» Image layout annotations:
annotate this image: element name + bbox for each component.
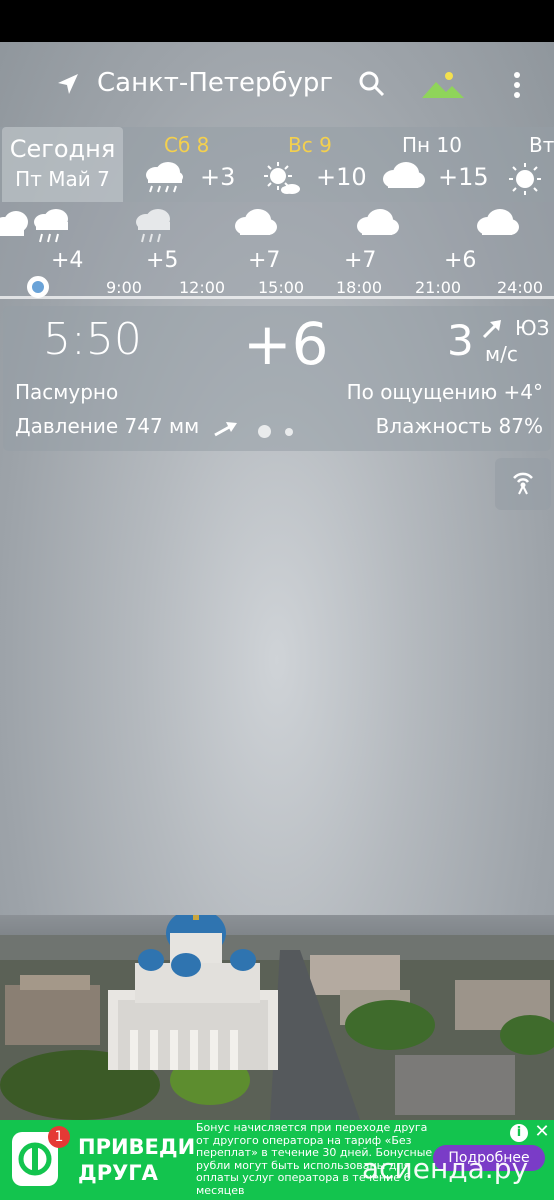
day-name: Вс 9: [288, 133, 332, 157]
ad-title: ПРИВЕДИ ДРУГА: [78, 1135, 196, 1185]
pressure: Давление 747 мм: [15, 414, 200, 438]
hourly-forecast-strip[interactable]: +4 +5 +7 +7 +6 9:00 12:00 15:00 18:00 21…: [0, 202, 554, 299]
watermark: асиенда.ру: [362, 1152, 529, 1185]
landscape-icon[interactable]: [422, 70, 464, 100]
radar-icon: [513, 472, 533, 495]
condition-text: Пасмурно: [15, 380, 119, 404]
radar-button[interactable]: [495, 458, 551, 510]
cloud-icon: [477, 209, 519, 235]
ad-close-icon[interactable]: ✕: [532, 1122, 552, 1142]
page-indicator-dot: [285, 428, 293, 436]
feels-like: По ощущению +4°: [346, 380, 543, 404]
status-bar: [0, 0, 554, 42]
hourly-temp: +4: [51, 248, 84, 273]
day-temp: +3: [200, 163, 236, 191]
city-photo: [0, 915, 554, 1120]
hourly-temp: +7: [344, 248, 377, 273]
current-temp: +6: [243, 310, 329, 378]
day-name: Сб 8: [164, 133, 210, 157]
app-header: Санкт-Петербург: [0, 42, 554, 127]
hourly-temp: +6: [444, 248, 477, 273]
sun-cloud-icon: [264, 162, 300, 194]
time-slider-track: [0, 296, 554, 299]
rain-icon: [146, 162, 183, 193]
hourly-temp: +7: [248, 248, 281, 273]
cloud-icon: [235, 209, 277, 235]
tab-today[interactable]: Сегодня Пт Май 7: [2, 127, 123, 202]
cloud-icon: [357, 209, 399, 235]
hourly-time: 9:00: [106, 278, 142, 297]
page-indicator-dot-active: [258, 425, 271, 438]
ad-info-icon[interactable]: i: [510, 1124, 528, 1142]
hourly-time: 12:00: [179, 278, 226, 297]
day-temp: +15: [438, 163, 489, 191]
navigation-arrow-icon[interactable]: [56, 72, 80, 96]
day-name: Пн 10: [402, 133, 462, 157]
cathedral-illustration: [0, 915, 554, 1120]
day-temp: +10: [316, 163, 367, 191]
hourly-time: 24:00: [497, 278, 544, 297]
wind-direction: ЮЗ: [515, 316, 550, 340]
wind-speed: 3: [447, 316, 474, 365]
hourly-temp: +5: [146, 248, 179, 273]
humidity: Влажность 87%: [375, 414, 543, 438]
sun-icon: [509, 163, 541, 195]
city-name[interactable]: Санкт-Петербург: [97, 68, 333, 98]
more-vert-icon[interactable]: [508, 70, 526, 100]
day-item[interactable]: Сб 8 +3: [130, 127, 245, 202]
hourly-time: 18:00: [336, 278, 383, 297]
day-item[interactable]: Вс 9 +10: [258, 127, 373, 202]
day-name: Вт: [529, 133, 554, 157]
current-weather-card[interactable]: 5:50 +6 3 ЮЗ м/с Пасмурно По ощущению +4…: [3, 306, 551, 451]
cloud-icon: [0, 211, 28, 236]
hourly-time: 21:00: [415, 278, 462, 297]
hourly-time: 15:00: [258, 278, 305, 297]
pressure-trend-arrow-icon: [214, 422, 237, 437]
daily-forecast-strip: Сегодня Пт Май 7 Сб 8 +3 Вс 9 +10 Пн 10 …: [0, 127, 554, 202]
current-time: 5:50: [43, 314, 142, 365]
time-slider-handle[interactable]: [27, 276, 49, 298]
search-icon[interactable]: [358, 70, 386, 98]
day-item[interactable]: Вт: [505, 127, 554, 202]
rain-icon: [136, 209, 170, 243]
rain-icon: [34, 209, 68, 243]
cloud-icon: [383, 162, 425, 188]
today-label: Сегодня: [9, 135, 116, 163]
ad-notification-badge: 1: [48, 1126, 70, 1148]
wind-unit: м/с: [485, 342, 518, 366]
today-date: Пт Май 7: [15, 167, 110, 191]
wind-direction-arrow-icon: [482, 320, 501, 339]
day-item[interactable]: Пн 10 +15: [378, 127, 498, 202]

» What to do:
Could you revise the listing above so that every "hourly-temp" becomes "hourly-temperature", keeping everything else identical and omitting the pictures from your answer?

» Result for this exercise:
annotate this image: element name + bbox for each component.
day-name: Вс 9: [288, 133, 332, 157]
ad-title: ПРИВЕДИ ДРУГА: [78, 1135, 196, 1185]
pressure: Давление 747 мм: [15, 414, 200, 438]
hourly-forecast-strip[interactable]: +4 +5 +7 +7 +6 9:00 12:00 15:00 18:00 21…: [0, 202, 554, 299]
watermark: асиенда.ру: [362, 1152, 529, 1185]
landscape-icon[interactable]: [422, 70, 464, 100]
radar-icon: [513, 472, 533, 495]
condition-text: Пасмурно: [15, 380, 119, 404]
radar-button[interactable]: [495, 458, 551, 510]
cloud-icon: [477, 209, 519, 235]
ad-close-icon[interactable]: ✕: [532, 1122, 552, 1142]
page-indicator-dot: [285, 428, 293, 436]
feels-like: По ощущению +4°: [346, 380, 543, 404]
status-bar: [0, 0, 554, 42]
hourly-temperature: +4: [51, 248, 84, 273]
day-temp: +3: [200, 163, 236, 191]
city-photo: [0, 915, 554, 1120]
hourly-temperature: +7: [344, 248, 377, 273]
current-temp: +6: [243, 310, 329, 378]
day-name: Сб 8: [164, 133, 210, 157]
app-header: Санкт-Петербург: [0, 42, 554, 127]
hourly-temperature: +6: [444, 248, 477, 273]
sun-cloud-icon: [264, 162, 300, 194]
time-slider-track: [0, 296, 554, 299]
rain-icon: [146, 162, 183, 193]
hourly-temperature: +7: [248, 248, 281, 273]
cloud-icon: [235, 209, 277, 235]
tab-today[interactable]: Сегодня Пт Май 7: [2, 127, 123, 202]
cloud-icon: [357, 209, 399, 235]
hourly-time: 9:00: [106, 278, 142, 297]
page-indicator-dot-active: [258, 425, 271, 438]
ad-info-icon[interactable]: i: [510, 1124, 528, 1142]
hourly-time: 12:00: [179, 278, 226, 297]
day-temp: +15: [438, 163, 489, 191]
navigation-arrow-icon[interactable]: [56, 72, 80, 96]
day-name: Пн 10: [402, 133, 462, 157]
cathedral-illustration: [0, 915, 554, 1120]
day-temp: +10: [316, 163, 367, 191]
hourly-time: 24:00: [497, 278, 544, 297]
wind-direction: ЮЗ: [515, 316, 550, 340]
wind-speed: 3: [447, 316, 474, 365]
hourly-temperature: +5: [146, 248, 179, 273]
humidity: Влажность 87%: [375, 414, 543, 438]
sun-icon: [509, 163, 541, 195]
city-name[interactable]: Санкт-Петербург: [97, 68, 333, 98]
more-vert-icon[interactable]: [508, 70, 526, 100]
day-item[interactable]: Сб 8 +3: [130, 127, 245, 202]
hourly-time: 18:00: [336, 278, 383, 297]
day-item[interactable]: Вс 9 +10: [258, 127, 373, 202]
day-name: Вт: [529, 133, 554, 157]
current-weather-card[interactable]: 5:50 +6 3 ЮЗ м/с Пасмурно По ощущению +4…: [3, 306, 551, 451]
cloud-icon: [0, 211, 28, 236]
hourly-time: 21:00: [415, 278, 462, 297]
hourly-time: 15:00: [258, 278, 305, 297]
pressure-trend-arrow-icon: [214, 422, 237, 437]
daily-forecast-strip: Сегодня Пт Май 7 Сб 8 +3 Вс 9 +10 Пн 10 …: [0, 127, 554, 202]
current-time: 5:50: [43, 314, 142, 365]
time-slider-handle[interactable]: [27, 276, 49, 298]
search-icon[interactable]: [358, 70, 386, 98]
day-item[interactable]: Вт: [505, 127, 554, 202]
rain-icon: [136, 209, 170, 243]
rain-icon: [34, 209, 68, 243]
cloud-icon: [383, 162, 425, 188]
today-label: Сегодня: [9, 135, 116, 163]
ad-notification-badge: 1: [48, 1126, 70, 1148]
wind-unit: м/с: [485, 342, 518, 366]
today-date: Пт Май 7: [15, 167, 110, 191]
wind-direction-arrow-icon: [482, 320, 501, 339]
day-item[interactable]: Пн 10 +15: [378, 127, 498, 202]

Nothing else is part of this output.